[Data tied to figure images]
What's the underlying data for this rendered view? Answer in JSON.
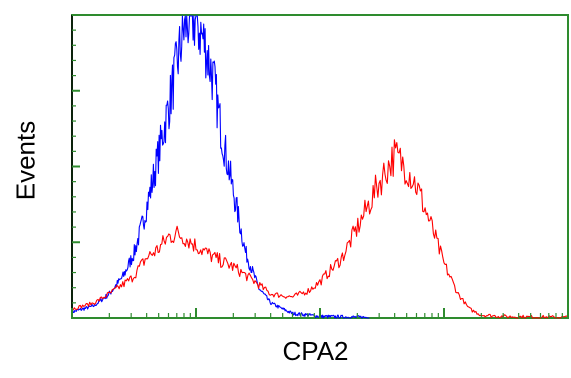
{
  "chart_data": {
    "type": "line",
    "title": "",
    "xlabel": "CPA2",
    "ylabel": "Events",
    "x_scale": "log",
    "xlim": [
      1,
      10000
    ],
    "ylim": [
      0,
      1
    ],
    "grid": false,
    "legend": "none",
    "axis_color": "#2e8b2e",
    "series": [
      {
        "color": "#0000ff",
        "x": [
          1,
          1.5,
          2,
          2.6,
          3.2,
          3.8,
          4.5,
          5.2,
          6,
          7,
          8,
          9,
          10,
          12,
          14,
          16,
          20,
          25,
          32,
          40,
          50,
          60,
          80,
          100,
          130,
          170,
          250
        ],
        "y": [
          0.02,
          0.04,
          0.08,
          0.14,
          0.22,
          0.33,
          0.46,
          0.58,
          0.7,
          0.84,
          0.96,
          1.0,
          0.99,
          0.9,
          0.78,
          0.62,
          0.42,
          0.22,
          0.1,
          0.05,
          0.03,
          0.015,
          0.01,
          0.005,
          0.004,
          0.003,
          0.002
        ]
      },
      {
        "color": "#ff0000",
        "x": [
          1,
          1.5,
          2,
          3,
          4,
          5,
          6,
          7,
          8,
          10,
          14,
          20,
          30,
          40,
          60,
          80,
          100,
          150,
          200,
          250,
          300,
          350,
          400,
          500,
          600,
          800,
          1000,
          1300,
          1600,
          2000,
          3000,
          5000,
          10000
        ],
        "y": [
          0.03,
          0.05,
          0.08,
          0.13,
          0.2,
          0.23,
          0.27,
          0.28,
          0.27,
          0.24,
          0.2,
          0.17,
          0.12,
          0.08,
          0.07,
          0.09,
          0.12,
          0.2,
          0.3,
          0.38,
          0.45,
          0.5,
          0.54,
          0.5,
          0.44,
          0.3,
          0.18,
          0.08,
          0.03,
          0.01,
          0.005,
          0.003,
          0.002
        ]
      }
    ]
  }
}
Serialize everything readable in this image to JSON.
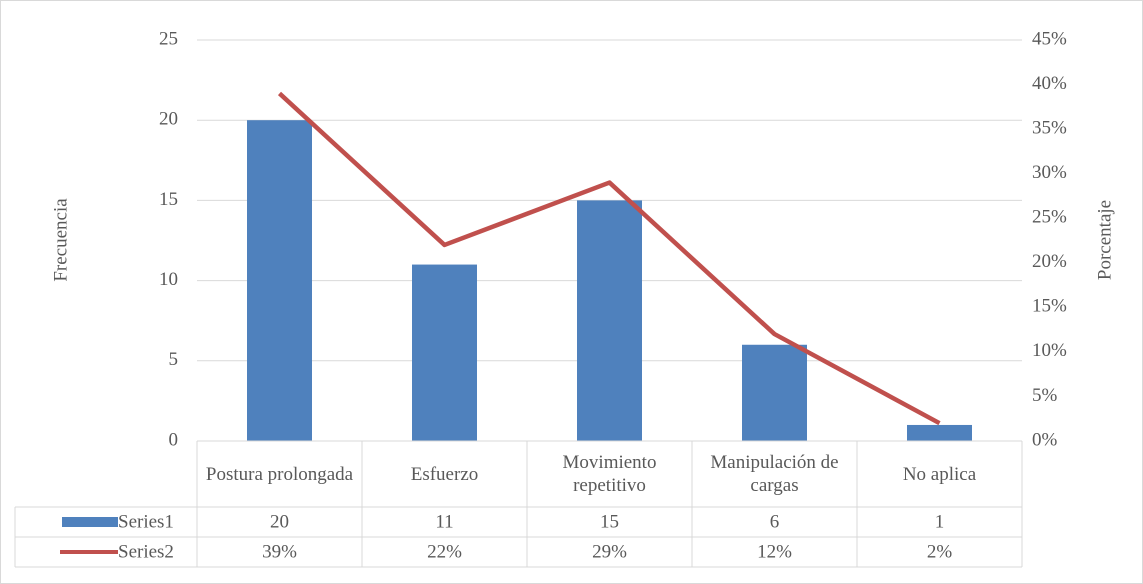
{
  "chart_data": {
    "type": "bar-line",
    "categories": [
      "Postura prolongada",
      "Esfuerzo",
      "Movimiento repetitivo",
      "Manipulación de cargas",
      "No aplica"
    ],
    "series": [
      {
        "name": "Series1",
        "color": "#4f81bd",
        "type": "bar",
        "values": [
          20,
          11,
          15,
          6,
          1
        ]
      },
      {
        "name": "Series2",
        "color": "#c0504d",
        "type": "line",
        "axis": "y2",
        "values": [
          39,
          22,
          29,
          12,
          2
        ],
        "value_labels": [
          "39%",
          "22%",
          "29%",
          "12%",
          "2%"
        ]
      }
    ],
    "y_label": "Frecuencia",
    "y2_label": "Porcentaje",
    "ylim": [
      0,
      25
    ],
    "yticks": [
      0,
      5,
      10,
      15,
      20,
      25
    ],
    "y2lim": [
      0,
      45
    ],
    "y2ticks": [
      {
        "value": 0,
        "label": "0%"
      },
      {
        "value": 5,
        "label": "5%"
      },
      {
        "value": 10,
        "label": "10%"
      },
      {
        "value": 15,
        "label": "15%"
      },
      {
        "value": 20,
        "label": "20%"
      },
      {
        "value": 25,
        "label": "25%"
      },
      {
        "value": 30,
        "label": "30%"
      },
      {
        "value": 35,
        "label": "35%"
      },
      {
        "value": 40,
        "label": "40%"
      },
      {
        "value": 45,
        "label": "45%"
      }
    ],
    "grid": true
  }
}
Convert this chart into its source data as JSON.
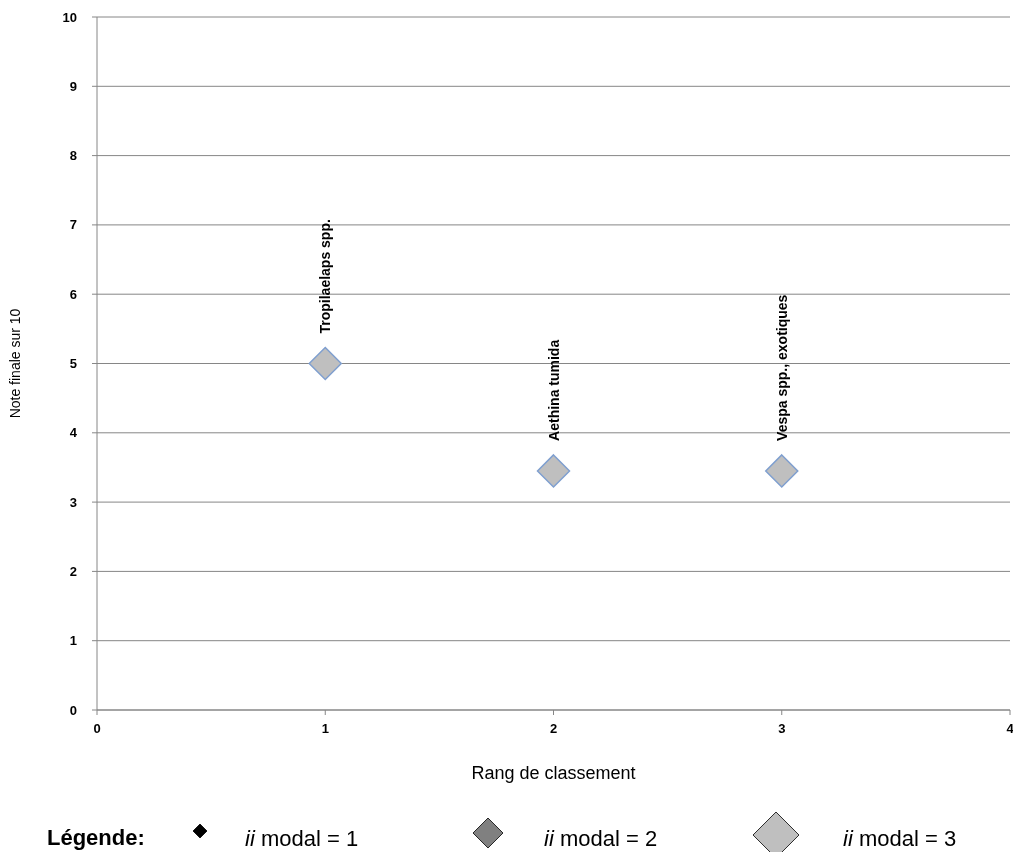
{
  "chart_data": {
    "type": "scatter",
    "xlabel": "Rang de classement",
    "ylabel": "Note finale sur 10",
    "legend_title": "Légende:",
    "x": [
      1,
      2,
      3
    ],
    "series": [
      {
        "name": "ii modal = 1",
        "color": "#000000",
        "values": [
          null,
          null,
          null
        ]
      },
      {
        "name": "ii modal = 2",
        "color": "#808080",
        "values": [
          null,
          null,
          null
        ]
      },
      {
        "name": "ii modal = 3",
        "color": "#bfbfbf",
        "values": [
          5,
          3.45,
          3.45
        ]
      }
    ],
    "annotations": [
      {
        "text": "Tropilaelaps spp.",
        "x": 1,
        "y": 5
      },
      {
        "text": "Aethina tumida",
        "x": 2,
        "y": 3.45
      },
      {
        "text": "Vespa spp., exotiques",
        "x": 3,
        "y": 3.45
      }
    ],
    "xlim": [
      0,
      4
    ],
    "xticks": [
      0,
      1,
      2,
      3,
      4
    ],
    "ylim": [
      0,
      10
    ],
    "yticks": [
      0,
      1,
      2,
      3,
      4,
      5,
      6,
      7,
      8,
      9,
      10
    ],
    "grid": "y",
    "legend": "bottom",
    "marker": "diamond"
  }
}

*DIRECTIONS FOR THIS TASK:*
Set the entries down again exactly. Do not include the images.

*CORRECT RESPONSE:*
What's the underlying data for this rendered view? Answer in JSON.
{
  "chart_data": {
    "type": "line",
    "title": "",
    "xlabel": "CPA2",
    "ylabel": "Events",
    "x_scale": "log",
    "xlim": [
      1,
      10000
    ],
    "ylim": [
      0,
      1
    ],
    "grid": false,
    "legend": "none",
    "axis_color": "#2e8b2e",
    "series": [
      {
        "color": "#0000ff",
        "x": [
          1,
          1.5,
          2,
          2.6,
          3.2,
          3.8,
          4.5,
          5.2,
          6,
          7,
          8,
          9,
          10,
          12,
          14,
          16,
          20,
          25,
          32,
          40,
          50,
          60,
          80,
          100,
          130,
          170,
          250
        ],
        "y": [
          0.02,
          0.04,
          0.08,
          0.14,
          0.22,
          0.33,
          0.46,
          0.58,
          0.7,
          0.84,
          0.96,
          1.0,
          0.99,
          0.9,
          0.78,
          0.62,
          0.42,
          0.22,
          0.1,
          0.05,
          0.03,
          0.015,
          0.01,
          0.005,
          0.004,
          0.003,
          0.002
        ]
      },
      {
        "color": "#ff0000",
        "x": [
          1,
          1.5,
          2,
          3,
          4,
          5,
          6,
          7,
          8,
          10,
          14,
          20,
          30,
          40,
          60,
          80,
          100,
          150,
          200,
          250,
          300,
          350,
          400,
          500,
          600,
          800,
          1000,
          1300,
          1600,
          2000,
          3000,
          5000,
          10000
        ],
        "y": [
          0.03,
          0.05,
          0.08,
          0.13,
          0.2,
          0.23,
          0.27,
          0.28,
          0.27,
          0.24,
          0.2,
          0.17,
          0.12,
          0.08,
          0.07,
          0.09,
          0.12,
          0.2,
          0.3,
          0.38,
          0.45,
          0.5,
          0.54,
          0.5,
          0.44,
          0.3,
          0.18,
          0.08,
          0.03,
          0.01,
          0.005,
          0.003,
          0.002
        ]
      }
    ]
  }
}
Serialize everything readable in this image to JSON.
{
  "chart_data": {
    "type": "bar-line",
    "categories": [
      "Postura prolongada",
      "Esfuerzo",
      "Movimiento repetitivo",
      "Manipulación de cargas",
      "No aplica"
    ],
    "series": [
      {
        "name": "Series1",
        "color": "#4f81bd",
        "type": "bar",
        "values": [
          20,
          11,
          15,
          6,
          1
        ]
      },
      {
        "name": "Series2",
        "color": "#c0504d",
        "type": "line",
        "axis": "y2",
        "values": [
          39,
          22,
          29,
          12,
          2
        ],
        "value_labels": [
          "39%",
          "22%",
          "29%",
          "12%",
          "2%"
        ]
      }
    ],
    "y_label": "Frecuencia",
    "y2_label": "Porcentaje",
    "ylim": [
      0,
      25
    ],
    "yticks": [
      0,
      5,
      10,
      15,
      20,
      25
    ],
    "y2lim": [
      0,
      45
    ],
    "y2ticks": [
      {
        "value": 0,
        "label": "0%"
      },
      {
        "value": 5,
        "label": "5%"
      },
      {
        "value": 10,
        "label": "10%"
      },
      {
        "value": 15,
        "label": "15%"
      },
      {
        "value": 20,
        "label": "20%"
      },
      {
        "value": 25,
        "label": "25%"
      },
      {
        "value": 30,
        "label": "30%"
      },
      {
        "value": 35,
        "label": "35%"
      },
      {
        "value": 40,
        "label": "40%"
      },
      {
        "value": 45,
        "label": "45%"
      }
    ],
    "grid": true
  }
}
Convert this chart into its source data as JSON.
{
  "chart_data": {
    "type": "scatter",
    "xlabel": "Rang de classement",
    "ylabel": "Note finale sur 10",
    "legend_title": "Légende:",
    "x": [
      1,
      2,
      3
    ],
    "series": [
      {
        "name": "ii modal = 1",
        "color": "#000000",
        "values": [
          null,
          null,
          null
        ]
      },
      {
        "name": "ii modal = 2",
        "color": "#808080",
        "values": [
          null,
          null,
          null
        ]
      },
      {
        "name": "ii modal = 3",
        "color": "#bfbfbf",
        "values": [
          5,
          3.45,
          3.45
        ]
      }
    ],
    "annotations": [
      {
        "text": "Tropilaelaps spp.",
        "x": 1,
        "y": 5
      },
      {
        "text": "Aethina tumida",
        "x": 2,
        "y": 3.45
      },
      {
        "text": "Vespa spp., exotiques",
        "x": 3,
        "y": 3.45
      }
    ],
    "xlim": [
      0,
      4
    ],
    "xticks": [
      0,
      1,
      2,
      3,
      4
    ],
    "ylim": [
      0,
      10
    ],
    "yticks": [
      0,
      1,
      2,
      3,
      4,
      5,
      6,
      7,
      8,
      9,
      10
    ],
    "grid": "y",
    "legend": "bottom",
    "marker": "diamond"
  }
}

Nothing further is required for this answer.